#### PROVIDED ENTRIES

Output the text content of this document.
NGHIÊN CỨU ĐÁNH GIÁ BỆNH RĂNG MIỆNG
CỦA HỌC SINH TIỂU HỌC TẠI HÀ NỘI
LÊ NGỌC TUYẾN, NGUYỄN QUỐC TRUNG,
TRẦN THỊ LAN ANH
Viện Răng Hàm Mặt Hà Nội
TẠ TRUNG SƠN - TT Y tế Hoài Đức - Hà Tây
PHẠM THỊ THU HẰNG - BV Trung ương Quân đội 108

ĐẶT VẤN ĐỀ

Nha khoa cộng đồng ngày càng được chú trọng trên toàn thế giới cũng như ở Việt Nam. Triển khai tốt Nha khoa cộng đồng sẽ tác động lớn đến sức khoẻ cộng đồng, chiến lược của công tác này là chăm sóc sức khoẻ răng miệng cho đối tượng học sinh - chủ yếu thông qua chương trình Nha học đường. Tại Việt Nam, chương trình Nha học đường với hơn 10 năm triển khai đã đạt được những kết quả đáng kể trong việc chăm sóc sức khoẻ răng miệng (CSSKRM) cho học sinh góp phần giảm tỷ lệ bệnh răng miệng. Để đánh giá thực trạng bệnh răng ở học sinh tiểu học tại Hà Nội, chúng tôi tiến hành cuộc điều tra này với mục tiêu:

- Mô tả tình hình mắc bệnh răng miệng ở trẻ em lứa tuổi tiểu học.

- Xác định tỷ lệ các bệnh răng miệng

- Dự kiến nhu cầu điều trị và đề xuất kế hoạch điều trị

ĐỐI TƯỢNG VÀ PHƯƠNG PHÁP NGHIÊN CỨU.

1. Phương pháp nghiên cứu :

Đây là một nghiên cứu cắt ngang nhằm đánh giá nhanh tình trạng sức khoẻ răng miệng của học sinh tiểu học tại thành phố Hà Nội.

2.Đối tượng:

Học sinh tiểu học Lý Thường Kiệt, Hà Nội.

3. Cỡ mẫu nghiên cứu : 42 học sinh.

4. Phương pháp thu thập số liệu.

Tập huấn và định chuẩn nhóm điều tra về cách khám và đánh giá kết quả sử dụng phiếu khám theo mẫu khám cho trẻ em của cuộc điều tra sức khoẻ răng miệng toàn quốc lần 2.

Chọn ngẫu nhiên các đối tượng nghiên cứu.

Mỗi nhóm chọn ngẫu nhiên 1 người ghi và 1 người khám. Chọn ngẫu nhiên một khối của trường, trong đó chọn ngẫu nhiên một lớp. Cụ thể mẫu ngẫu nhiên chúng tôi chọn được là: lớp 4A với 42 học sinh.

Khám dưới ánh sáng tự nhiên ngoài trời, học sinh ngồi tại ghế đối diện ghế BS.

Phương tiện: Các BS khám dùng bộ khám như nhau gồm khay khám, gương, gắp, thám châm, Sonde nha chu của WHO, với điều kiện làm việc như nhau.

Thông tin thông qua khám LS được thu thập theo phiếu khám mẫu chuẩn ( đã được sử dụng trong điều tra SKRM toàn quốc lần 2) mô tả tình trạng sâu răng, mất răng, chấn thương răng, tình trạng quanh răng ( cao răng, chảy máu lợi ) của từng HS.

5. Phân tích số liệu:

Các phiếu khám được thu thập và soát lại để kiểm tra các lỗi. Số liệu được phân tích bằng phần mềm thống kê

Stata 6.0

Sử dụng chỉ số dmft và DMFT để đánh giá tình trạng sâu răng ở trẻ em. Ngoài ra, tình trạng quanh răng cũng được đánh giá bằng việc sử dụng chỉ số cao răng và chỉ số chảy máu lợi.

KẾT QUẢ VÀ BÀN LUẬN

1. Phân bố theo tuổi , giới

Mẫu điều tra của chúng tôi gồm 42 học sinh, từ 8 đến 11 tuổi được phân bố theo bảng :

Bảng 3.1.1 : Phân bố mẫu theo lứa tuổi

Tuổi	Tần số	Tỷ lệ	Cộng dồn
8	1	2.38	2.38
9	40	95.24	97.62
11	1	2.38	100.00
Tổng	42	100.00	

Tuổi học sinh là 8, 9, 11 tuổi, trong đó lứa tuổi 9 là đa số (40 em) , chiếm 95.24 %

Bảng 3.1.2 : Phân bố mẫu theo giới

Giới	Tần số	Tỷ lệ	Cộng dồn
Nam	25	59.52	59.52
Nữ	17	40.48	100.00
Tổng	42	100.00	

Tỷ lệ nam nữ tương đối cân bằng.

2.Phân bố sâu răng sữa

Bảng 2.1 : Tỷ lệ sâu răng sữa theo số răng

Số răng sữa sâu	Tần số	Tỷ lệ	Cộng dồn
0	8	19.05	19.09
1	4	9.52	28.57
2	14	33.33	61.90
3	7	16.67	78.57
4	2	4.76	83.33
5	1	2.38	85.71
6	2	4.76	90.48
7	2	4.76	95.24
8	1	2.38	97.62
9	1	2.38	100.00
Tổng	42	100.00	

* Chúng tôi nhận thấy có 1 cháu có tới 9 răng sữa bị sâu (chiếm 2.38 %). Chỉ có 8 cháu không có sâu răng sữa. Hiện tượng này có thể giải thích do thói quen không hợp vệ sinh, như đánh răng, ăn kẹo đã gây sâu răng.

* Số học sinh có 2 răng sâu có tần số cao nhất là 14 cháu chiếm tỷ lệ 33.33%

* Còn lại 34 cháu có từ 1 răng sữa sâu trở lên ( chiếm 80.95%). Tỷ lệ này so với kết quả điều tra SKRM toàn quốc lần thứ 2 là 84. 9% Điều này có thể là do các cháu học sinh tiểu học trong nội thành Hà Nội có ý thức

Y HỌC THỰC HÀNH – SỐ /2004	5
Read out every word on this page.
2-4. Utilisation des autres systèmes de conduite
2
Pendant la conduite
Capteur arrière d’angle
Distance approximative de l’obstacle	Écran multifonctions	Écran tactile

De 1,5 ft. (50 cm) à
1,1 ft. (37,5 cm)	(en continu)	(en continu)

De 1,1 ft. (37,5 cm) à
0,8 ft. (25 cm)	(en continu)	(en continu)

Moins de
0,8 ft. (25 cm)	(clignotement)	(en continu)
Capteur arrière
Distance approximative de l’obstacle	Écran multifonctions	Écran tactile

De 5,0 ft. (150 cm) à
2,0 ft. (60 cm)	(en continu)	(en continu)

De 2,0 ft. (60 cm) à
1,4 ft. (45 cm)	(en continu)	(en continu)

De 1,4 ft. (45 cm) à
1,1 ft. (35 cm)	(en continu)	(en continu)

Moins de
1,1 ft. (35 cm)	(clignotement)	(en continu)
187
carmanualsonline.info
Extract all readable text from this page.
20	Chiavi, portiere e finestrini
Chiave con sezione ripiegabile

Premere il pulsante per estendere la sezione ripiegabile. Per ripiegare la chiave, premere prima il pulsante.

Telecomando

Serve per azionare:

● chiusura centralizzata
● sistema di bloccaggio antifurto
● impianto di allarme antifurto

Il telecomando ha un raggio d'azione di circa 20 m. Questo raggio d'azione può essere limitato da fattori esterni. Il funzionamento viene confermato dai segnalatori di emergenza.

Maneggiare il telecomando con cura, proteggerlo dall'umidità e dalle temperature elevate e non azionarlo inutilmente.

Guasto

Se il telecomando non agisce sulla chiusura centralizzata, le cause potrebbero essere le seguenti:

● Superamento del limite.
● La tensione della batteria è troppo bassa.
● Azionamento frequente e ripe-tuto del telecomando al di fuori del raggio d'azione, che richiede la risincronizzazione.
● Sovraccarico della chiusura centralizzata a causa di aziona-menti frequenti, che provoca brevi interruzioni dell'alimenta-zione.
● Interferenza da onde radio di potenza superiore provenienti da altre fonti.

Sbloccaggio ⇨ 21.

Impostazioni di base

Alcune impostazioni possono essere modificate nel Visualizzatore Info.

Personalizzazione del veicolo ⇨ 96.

########

▶ [WHAT NEEDS TO BE DONE]:
Show every line from the listing above in which the string "Capteur" appears.

▶ [ANSWER IN FULL]:
Capteur arrière d’angle
Capteur arrière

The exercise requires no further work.